--- Start of Data for this task ---

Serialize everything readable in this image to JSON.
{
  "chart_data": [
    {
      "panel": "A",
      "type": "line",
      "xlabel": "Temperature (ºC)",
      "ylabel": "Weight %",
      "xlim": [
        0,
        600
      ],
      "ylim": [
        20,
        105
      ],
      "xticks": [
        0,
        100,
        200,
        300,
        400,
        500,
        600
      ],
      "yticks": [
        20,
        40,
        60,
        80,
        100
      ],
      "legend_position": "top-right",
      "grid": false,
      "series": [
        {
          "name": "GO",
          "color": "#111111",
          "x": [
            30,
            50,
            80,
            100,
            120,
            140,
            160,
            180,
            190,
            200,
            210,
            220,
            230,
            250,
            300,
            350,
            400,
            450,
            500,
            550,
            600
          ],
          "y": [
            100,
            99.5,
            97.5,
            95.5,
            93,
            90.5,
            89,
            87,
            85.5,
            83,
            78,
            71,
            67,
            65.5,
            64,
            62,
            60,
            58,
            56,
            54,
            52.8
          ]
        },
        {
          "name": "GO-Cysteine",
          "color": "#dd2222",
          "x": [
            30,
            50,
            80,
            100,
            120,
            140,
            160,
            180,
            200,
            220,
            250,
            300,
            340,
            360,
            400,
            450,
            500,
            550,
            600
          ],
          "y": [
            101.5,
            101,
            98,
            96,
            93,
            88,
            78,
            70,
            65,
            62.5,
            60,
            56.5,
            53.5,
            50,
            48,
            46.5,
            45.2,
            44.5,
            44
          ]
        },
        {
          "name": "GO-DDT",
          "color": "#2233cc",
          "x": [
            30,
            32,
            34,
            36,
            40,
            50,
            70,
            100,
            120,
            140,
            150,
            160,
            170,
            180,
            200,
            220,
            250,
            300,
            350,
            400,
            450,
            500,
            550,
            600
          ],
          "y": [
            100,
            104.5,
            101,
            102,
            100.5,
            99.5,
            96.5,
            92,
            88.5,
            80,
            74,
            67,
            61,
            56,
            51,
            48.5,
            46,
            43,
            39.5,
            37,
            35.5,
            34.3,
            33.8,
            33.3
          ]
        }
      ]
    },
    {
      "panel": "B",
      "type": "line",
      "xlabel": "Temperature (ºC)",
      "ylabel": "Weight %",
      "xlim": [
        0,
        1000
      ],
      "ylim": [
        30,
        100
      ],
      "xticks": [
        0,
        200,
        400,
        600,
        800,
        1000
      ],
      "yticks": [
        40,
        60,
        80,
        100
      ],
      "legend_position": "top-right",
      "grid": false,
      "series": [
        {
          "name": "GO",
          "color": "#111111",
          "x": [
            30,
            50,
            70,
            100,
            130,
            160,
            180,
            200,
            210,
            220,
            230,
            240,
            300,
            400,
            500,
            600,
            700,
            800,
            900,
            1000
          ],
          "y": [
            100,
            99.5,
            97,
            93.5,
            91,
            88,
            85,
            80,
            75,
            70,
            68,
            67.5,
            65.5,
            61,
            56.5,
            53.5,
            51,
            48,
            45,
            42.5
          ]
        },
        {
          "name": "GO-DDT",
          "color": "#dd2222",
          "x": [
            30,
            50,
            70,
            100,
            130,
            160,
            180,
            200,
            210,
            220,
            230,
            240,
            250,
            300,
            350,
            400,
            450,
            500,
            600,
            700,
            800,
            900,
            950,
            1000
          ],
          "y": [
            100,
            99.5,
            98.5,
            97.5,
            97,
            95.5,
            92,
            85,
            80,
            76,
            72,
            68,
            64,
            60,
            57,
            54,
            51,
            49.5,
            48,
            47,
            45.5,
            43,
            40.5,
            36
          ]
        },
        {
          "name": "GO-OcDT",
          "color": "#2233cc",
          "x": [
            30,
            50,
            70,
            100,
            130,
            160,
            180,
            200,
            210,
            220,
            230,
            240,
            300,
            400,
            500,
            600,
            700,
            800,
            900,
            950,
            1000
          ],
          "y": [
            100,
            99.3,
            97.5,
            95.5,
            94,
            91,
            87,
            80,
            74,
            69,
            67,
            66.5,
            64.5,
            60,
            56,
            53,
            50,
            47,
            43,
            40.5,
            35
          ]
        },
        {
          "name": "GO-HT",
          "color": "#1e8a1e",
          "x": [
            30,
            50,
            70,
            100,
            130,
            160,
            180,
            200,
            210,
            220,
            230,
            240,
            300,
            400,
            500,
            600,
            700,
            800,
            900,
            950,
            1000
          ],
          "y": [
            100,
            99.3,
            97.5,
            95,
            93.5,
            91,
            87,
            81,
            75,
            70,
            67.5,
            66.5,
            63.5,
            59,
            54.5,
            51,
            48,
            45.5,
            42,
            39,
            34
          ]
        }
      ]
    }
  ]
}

--- End of Data for this task ---

Write out each line of the data above again, exactly as given.

• Answer for the task
Serialize everything readable in this image to JSON.
{
  "chart_data": [
    {
      "panel": "A",
      "type": "line",
      "xlabel": "Temperature (ºC)",
      "ylabel": "Weight %",
      "xlim": [
        0,
        600
      ],
      "ylim": [
        20,
        105
      ],
      "xticks": [
        0,
        100,
        200,
        300,
        400,
        500,
        600
      ],
      "yticks": [
        20,
        40,
        60,
        80,
        100
      ],
      "legend_position": "top-right",
      "grid": false,
      "series": [
        {
          "name": "GO",
          "color": "#111111",
          "x": [
            30,
            50,
            80,
            100,
            120,
            140,
            160,
            180,
            190,
            200,
            210,
            220,
            230,
            250,
            300,
            350,
            400,
            450,
            500,
            550,
            600
          ],
          "y": [
            100,
            99.5,
            97.5,
            95.5,
            93,
            90.5,
            89,
            87,
            85.5,
            83,
            78,
            71,
            67,
            65.5,
            64,
            62,
            60,
            58,
            56,
            54,
            52.8
          ]
        },
        {
          "name": "GO-Cysteine",
          "color": "#dd2222",
          "x": [
            30,
            50,
            80,
            100,
            120,
            140,
            160,
            180,
            200,
            220,
            250,
            300,
            340,
            360,
            400,
            450,
            500,
            550,
            600
          ],
          "y": [
            101.5,
            101,
            98,
            96,
            93,
            88,
            78,
            70,
            65,
            62.5,
            60,
            56.5,
            53.5,
            50,
            48,
            46.5,
            45.2,
            44.5,
            44
          ]
        },
        {
          "name": "GO-DDT",
          "color": "#2233cc",
          "x": [
            30,
            32,
            34,
            36,
            40,
            50,
            70,
            100,
            120,
            140,
            150,
            160,
            170,
            180,
            200,
            220,
            250,
            300,
            350,
            400,
            450,
            500,
            550,
            600
          ],
          "y": [
            100,
            104.5,
            101,
            102,
            100.5,
            99.5,
            96.5,
            92,
            88.5,
            80,
            74,
            67,
            61,
            56,
            51,
            48.5,
            46,
            43,
            39.5,
            37,
            35.5,
            34.3,
            33.8,
            33.3
          ]
        }
      ]
    },
    {
      "panel": "B",
      "type": "line",
      "xlabel": "Temperature (ºC)",
      "ylabel": "Weight %",
      "xlim": [
        0,
        1000
      ],
      "ylim": [
        30,
        100
      ],
      "xticks": [
        0,
        200,
        400,
        600,
        800,
        1000
      ],
      "yticks": [
        40,
        60,
        80,
        100
      ],
      "legend_position": "top-right",
      "grid": false,
      "series": [
        {
          "name": "GO",
          "color": "#111111",
          "x": [
            30,
            50,
            70,
            100,
            130,
            160,
            180,
            200,
            210,
            220,
            230,
            240,
            300,
            400,
            500,
            600,
            700,
            800,
            900,
            1000
          ],
          "y": [
            100,
            99.5,
            97,
            93.5,
            91,
            88,
            85,
            80,
            75,
            70,
            68,
            67.5,
            65.5,
            61,
            56.5,
            53.5,
            51,
            48,
            45,
            42.5
          ]
        },
        {
          "name": "GO-DDT",
          "color": "#dd2222",
          "x": [
            30,
            50,
            70,
            100,
            130,
            160,
            180,
            200,
            210,
            220,
            230,
            240,
            250,
            300,
            350,
            400,
            450,
            500,
            600,
            700,
            800,
            900,
            950,
            1000
          ],
          "y": [
            100,
            99.5,
            98.5,
            97.5,
            97,
            95.5,
            92,
            85,
            80,
            76,
            72,
            68,
            64,
            60,
            57,
            54,
            51,
            49.5,
            48,
            47,
            45.5,
            43,
            40.5,
            36
          ]
        },
        {
          "name": "GO-OcDT",
          "color": "#2233cc",
          "x": [
            30,
            50,
            70,
            100,
            130,
            160,
            180,
            200,
            210,
            220,
            230,
            240,
            300,
            400,
            500,
            600,
            700,
            800,
            900,
            950,
            1000
          ],
          "y": [
            100,
            99.3,
            97.5,
            95.5,
            94,
            91,
            87,
            80,
            74,
            69,
            67,
            66.5,
            64.5,
            60,
            56,
            53,
            50,
            47,
            43,
            40.5,
            35
          ]
        },
        {
          "name": "GO-HT",
          "color": "#1e8a1e",
          "x": [
            30,
            50,
            70,
            100,
            130,
            160,
            180,
            200,
            210,
            220,
            230,
            240,
            300,
            400,
            500,
            600,
            700,
            800,
            900,
            950,
            1000
          ],
          "y": [
            100,
            99.3,
            97.5,
            95,
            93.5,
            91,
            87,
            81,
            75,
            70,
            67.5,
            66.5,
            63.5,
            59,
            54.5,
            51,
            48,
            45.5,
            42,
            39,
            34
          ]
        }
      ]
    }
  ]
}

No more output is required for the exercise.